◆ BRIEF ◆
Render the following material again verbatim, leaving nothing out.

##### WORKING DATA

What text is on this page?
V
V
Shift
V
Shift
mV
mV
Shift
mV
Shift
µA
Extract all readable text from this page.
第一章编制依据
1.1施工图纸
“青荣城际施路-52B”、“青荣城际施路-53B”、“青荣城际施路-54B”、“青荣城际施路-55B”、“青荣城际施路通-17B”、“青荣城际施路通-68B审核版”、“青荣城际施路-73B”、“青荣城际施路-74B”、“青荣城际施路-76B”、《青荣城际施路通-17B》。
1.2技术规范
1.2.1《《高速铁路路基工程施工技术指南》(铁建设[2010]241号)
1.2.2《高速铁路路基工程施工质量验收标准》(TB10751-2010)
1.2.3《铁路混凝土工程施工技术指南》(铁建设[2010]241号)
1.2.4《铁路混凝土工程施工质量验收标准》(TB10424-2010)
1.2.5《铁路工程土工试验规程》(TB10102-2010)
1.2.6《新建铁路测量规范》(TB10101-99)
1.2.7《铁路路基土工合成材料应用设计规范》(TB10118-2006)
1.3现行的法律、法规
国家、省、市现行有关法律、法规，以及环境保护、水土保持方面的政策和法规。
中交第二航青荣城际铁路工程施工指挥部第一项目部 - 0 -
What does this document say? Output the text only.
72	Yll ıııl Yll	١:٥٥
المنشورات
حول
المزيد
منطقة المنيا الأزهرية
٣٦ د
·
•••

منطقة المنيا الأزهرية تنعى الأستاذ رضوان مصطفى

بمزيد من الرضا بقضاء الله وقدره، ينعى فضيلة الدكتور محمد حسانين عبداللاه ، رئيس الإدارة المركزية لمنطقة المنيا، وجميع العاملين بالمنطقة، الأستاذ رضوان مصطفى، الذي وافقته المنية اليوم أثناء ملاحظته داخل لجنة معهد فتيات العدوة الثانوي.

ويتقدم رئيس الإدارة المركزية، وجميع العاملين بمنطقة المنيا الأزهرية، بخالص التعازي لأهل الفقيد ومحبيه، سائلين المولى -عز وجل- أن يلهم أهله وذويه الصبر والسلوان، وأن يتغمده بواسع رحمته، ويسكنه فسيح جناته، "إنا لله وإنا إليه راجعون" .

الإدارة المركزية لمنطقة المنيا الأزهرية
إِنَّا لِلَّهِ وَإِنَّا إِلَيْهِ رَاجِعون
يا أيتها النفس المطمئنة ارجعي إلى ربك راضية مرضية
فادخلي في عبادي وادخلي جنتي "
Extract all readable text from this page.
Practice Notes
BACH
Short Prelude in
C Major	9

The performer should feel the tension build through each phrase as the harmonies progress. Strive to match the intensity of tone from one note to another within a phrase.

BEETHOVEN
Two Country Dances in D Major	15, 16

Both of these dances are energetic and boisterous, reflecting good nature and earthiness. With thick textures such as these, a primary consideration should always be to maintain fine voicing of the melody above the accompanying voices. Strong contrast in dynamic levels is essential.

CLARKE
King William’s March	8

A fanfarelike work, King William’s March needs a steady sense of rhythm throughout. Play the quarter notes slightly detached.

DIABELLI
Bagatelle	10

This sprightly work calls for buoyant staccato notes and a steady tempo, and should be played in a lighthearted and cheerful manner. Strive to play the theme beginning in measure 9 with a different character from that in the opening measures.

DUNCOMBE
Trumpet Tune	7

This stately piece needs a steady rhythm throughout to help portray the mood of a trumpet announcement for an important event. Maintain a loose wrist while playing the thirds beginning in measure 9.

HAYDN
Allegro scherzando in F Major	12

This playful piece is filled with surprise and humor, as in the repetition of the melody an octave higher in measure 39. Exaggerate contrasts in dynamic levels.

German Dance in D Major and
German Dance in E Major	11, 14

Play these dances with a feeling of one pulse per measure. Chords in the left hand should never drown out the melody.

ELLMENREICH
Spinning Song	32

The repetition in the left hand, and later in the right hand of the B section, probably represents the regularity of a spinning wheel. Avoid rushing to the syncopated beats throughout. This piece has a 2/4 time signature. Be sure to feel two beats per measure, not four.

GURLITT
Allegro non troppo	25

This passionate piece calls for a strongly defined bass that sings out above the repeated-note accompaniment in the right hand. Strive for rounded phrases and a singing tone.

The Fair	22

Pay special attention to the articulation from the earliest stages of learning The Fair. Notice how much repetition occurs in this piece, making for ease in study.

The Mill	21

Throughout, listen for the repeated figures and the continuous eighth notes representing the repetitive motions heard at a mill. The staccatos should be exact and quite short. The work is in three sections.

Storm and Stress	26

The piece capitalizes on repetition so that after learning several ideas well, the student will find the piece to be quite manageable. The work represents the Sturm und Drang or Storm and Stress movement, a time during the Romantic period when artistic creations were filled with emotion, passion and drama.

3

##########

◆ ANSWER ◆
What text is on this page?
V
V
Shift
V
Shift
mV
mV
Shift
mV
Shift
µA
Extract all readable text from this page.
第一章编制依据
1.1施工图纸
“青荣城际施路-52B”、“青荣城际施路-53B”、“青荣城际施路-54B”、“青荣城际施路-55B”、“青荣城际施路通-17B”、“青荣城际施路通-68B审核版”、“青荣城际施路-73B”、“青荣城际施路-74B”、“青荣城际施路-76B”、《青荣城际施路通-17B》。
1.2技术规范
1.2.1《《高速铁路路基工程施工技术指南》(铁建设[2010]241号)
1.2.2《高速铁路路基工程施工质量验收标准》(TB10751-2010)
1.2.3《铁路混凝土工程施工技术指南》(铁建设[2010]241号)
1.2.4《铁路混凝土工程施工质量验收标准》(TB10424-2010)
1.2.5《铁路工程土工试验规程》(TB10102-2010)
1.2.6《新建铁路测量规范》(TB10101-99)
1.2.7《铁路路基土工合成材料应用设计规范》(TB10118-2006)
1.3现行的法律、法规
国家、省、市现行有关法律、法规，以及环境保护、水土保持方面的政策和法规。
中交第二航青荣城际铁路工程施工指挥部第一项目部 - 0 -
What does this document say? Output the text only.
72	Yll ıııl Yll	١:٥٥
المنشورات
حول
المزيد
منطقة المنيا الأزهرية
٣٦ د
·
•••

منطقة المنيا الأزهرية تنعى الأستاذ رضوان مصطفى

بمزيد من الرضا بقضاء الله وقدره، ينعى فضيلة الدكتور محمد حسانين عبداللاه ، رئيس الإدارة المركزية لمنطقة المنيا، وجميع العاملين بالمنطقة، الأستاذ رضوان مصطفى، الذي وافقته المنية اليوم أثناء ملاحظته داخل لجنة معهد فتيات العدوة الثانوي.

ويتقدم رئيس الإدارة المركزية، وجميع العاملين بمنطقة المنيا الأزهرية، بخالص التعازي لأهل الفقيد ومحبيه، سائلين المولى -عز وجل- أن يلهم أهله وذويه الصبر والسلوان، وأن يتغمده بواسع رحمته، ويسكنه فسيح جناته، "إنا لله وإنا إليه راجعون" .

الإدارة المركزية لمنطقة المنيا الأزهرية
إِنَّا لِلَّهِ وَإِنَّا إِلَيْهِ رَاجِعون
يا أيتها النفس المطمئنة ارجعي إلى ربك راضية مرضية
فادخلي في عبادي وادخلي جنتي "
Extract all readable text from this page.
Practice Notes
BACH
Short Prelude in
C Major	9

The performer should feel the tension build through each phrase as the harmonies progress. Strive to match the intensity of tone from one note to another within a phrase.

BEETHOVEN
Two Country Dances in D Major	15, 16

Both of these dances are energetic and boisterous, reflecting good nature and earthiness. With thick textures such as these, a primary consideration should always be to maintain fine voicing of the melody above the accompanying voices. Strong contrast in dynamic levels is essential.

CLARKE
King William’s March	8

A fanfarelike work, King William’s March needs a steady sense of rhythm throughout. Play the quarter notes slightly detached.

DIABELLI
Bagatelle	10

This sprightly work calls for buoyant staccato notes and a steady tempo, and should be played in a lighthearted and cheerful manner. Strive to play the theme beginning in measure 9 with a different character from that in the opening measures.

DUNCOMBE
Trumpet Tune	7

This stately piece needs a steady rhythm throughout to help portray the mood of a trumpet announcement for an important event. Maintain a loose wrist while playing the thirds beginning in measure 9.

HAYDN
Allegro scherzando in F Major	12

This playful piece is filled with surprise and humor, as in the repetition of the melody an octave higher in measure 39. Exaggerate contrasts in dynamic levels.

German Dance in D Major and
German Dance in E Major	11, 14

Play these dances with a feeling of one pulse per measure. Chords in the left hand should never drown out the melody.

ELLMENREICH
Spinning Song	32

The repetition in the left hand, and later in the right hand of the B section, probably represents the regularity of a spinning wheel. Avoid rushing to the syncopated beats throughout. This piece has a 2/4 time signature. Be sure to feel two beats per measure, not four.

GURLITT
Allegro non troppo	25

This passionate piece calls for a strongly defined bass that sings out above the repeated-note accompaniment in the right hand. Strive for rounded phrases and a singing tone.

The Fair	22

Pay special attention to the articulation from the earliest stages of learning The Fair. Notice how much repetition occurs in this piece, making for ease in study.

The Mill	21

Throughout, listen for the repeated figures and the continuous eighth notes representing the repetitive motions heard at a mill. The staccatos should be exact and quite short. The work is in three sections.

Storm and Stress	26

The piece capitalizes on repetition so that after learning several ideas well, the student will find the piece to be quite manageable. The work represents the Sturm und Drang or Storm and Stress movement, a time during the Romantic period when artistic creations were filled with emotion, passion and drama.

3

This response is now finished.